What you will do: Retype the data below without altering anything.

Input rows:
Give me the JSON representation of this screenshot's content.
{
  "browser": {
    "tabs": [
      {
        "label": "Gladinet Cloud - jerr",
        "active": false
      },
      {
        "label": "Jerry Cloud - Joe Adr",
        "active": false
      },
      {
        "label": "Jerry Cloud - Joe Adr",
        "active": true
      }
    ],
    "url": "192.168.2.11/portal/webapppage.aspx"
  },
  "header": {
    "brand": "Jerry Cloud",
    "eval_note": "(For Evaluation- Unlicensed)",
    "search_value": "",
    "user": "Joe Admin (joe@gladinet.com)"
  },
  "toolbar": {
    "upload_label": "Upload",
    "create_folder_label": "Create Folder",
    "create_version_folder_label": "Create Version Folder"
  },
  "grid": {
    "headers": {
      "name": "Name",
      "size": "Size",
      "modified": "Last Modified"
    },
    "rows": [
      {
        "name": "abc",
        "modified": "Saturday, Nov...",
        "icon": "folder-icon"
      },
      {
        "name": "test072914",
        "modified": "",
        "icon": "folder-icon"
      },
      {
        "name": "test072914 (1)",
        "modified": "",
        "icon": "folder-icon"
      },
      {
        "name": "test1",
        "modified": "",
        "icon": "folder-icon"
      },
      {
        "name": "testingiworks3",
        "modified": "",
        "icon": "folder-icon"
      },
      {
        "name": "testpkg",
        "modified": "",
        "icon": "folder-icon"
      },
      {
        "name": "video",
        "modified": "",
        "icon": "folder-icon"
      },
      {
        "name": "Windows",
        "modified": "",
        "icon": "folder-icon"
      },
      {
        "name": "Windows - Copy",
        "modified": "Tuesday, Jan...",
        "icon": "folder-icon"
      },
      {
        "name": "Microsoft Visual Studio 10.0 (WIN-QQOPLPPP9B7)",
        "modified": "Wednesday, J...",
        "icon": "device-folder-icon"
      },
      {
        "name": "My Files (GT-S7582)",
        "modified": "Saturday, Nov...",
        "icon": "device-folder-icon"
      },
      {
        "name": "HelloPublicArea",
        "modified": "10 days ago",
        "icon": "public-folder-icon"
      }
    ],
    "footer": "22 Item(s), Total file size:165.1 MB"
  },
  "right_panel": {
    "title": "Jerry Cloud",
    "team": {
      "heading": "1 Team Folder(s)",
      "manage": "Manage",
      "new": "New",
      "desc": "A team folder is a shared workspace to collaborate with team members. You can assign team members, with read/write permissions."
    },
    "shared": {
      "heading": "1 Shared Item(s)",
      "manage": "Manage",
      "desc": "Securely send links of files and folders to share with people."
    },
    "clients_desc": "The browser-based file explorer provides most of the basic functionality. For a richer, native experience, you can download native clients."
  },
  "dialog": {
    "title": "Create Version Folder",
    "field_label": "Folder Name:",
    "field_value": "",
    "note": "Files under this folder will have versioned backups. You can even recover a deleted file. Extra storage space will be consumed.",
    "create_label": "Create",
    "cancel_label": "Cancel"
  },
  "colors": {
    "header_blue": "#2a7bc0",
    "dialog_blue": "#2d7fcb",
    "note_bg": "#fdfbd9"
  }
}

Task answer:
Give me the JSON representation of this screenshot's content.
{
  "browser": {
    "tabs": [
      {
        "label": "Gladinet Cloud - jerr",
        "active": false
      },
      {
        "label": "Jerry Cloud - Joe Adr",
        "active": false
      },
      {
        "label": "Jerry Cloud - Joe Adr",
        "active": true
      }
    ],
    "url": "192.168.2.11/portal/webapppage.aspx"
  },
  "header": {
    "brand": "Jerry Cloud",
    "eval_note": "(For Evaluation- Unlicensed)",
    "search_value": "",
    "user": "Joe Admin (joe@gladinet.com)"
  },
  "toolbar": {
    "upload_label": "Upload",
    "create_folder_label": "Create Folder",
    "create_version_folder_label": "Create Version Folder"
  },
  "grid": {
    "headers": {
      "name": "Name",
      "size": "Size",
      "modified": "Last Modified"
    },
    "rows": [
      {
        "name": "abc",
        "modified": "Saturday, Nov...",
        "icon": "folder-icon"
      },
      {
        "name": "test072914",
        "modified": "",
        "icon": "folder-icon"
      },
      {
        "name": "test072914 (1)",
        "modified": "",
        "icon": "folder-icon"
      },
      {
        "name": "test1",
        "modified": "",
        "icon": "folder-icon"
      },
      {
        "name": "testingiworks3",
        "modified": "",
        "icon": "folder-icon"
      },
      {
        "name": "testpkg",
        "modified": "",
        "icon": "folder-icon"
      },
      {
        "name": "video",
        "modified": "",
        "icon": "folder-icon"
      },
      {
        "name": "Windows",
        "modified": "",
        "icon": "folder-icon"
      },
      {
        "name": "Windows - Copy",
        "modified": "Tuesday, Jan...",
        "icon": "folder-icon"
      },
      {
        "name": "Microsoft Visual Studio 10.0 (WIN-QQOPLPPP9B7)",
        "modified": "Wednesday, J...",
        "icon": "device-folder-icon"
      },
      {
        "name": "My Files (GT-S7582)",
        "modified": "Saturday, Nov...",
        "icon": "device-folder-icon"
      },
      {
        "name": "HelloPublicArea",
        "modified": "10 days ago",
        "icon": "public-folder-icon"
      }
    ],
    "footer": "22 Item(s), Total file size:165.1 MB"
  },
  "right_panel": {
    "title": "Jerry Cloud",
    "team": {
      "heading": "1 Team Folder(s)",
      "manage": "Manage",
      "new": "New",
      "desc": "A team folder is a shared workspace to collaborate with team members. You can assign team members, with read/write permissions."
    },
    "shared": {
      "heading": "1 Shared Item(s)",
      "manage": "Manage",
      "desc": "Securely send links of files and folders to share with people."
    },
    "clients_desc": "The browser-based file explorer provides most of the basic functionality. For a richer, native experience, you can download native clients."
  },
  "dialog": {
    "title": "Create Version Folder",
    "field_label": "Folder Name:",
    "field_value": "",
    "note": "Files under this folder will have versioned backups. You can even recover a deleted file. Extra storage space will be consumed.",
    "create_label": "Create",
    "cancel_label": "Cancel"
  },
  "colors": {
    "header_blue": "#2a7bc0",
    "dialog_blue": "#2d7fcb",
    "note_bg": "#fdfbd9"
  }
}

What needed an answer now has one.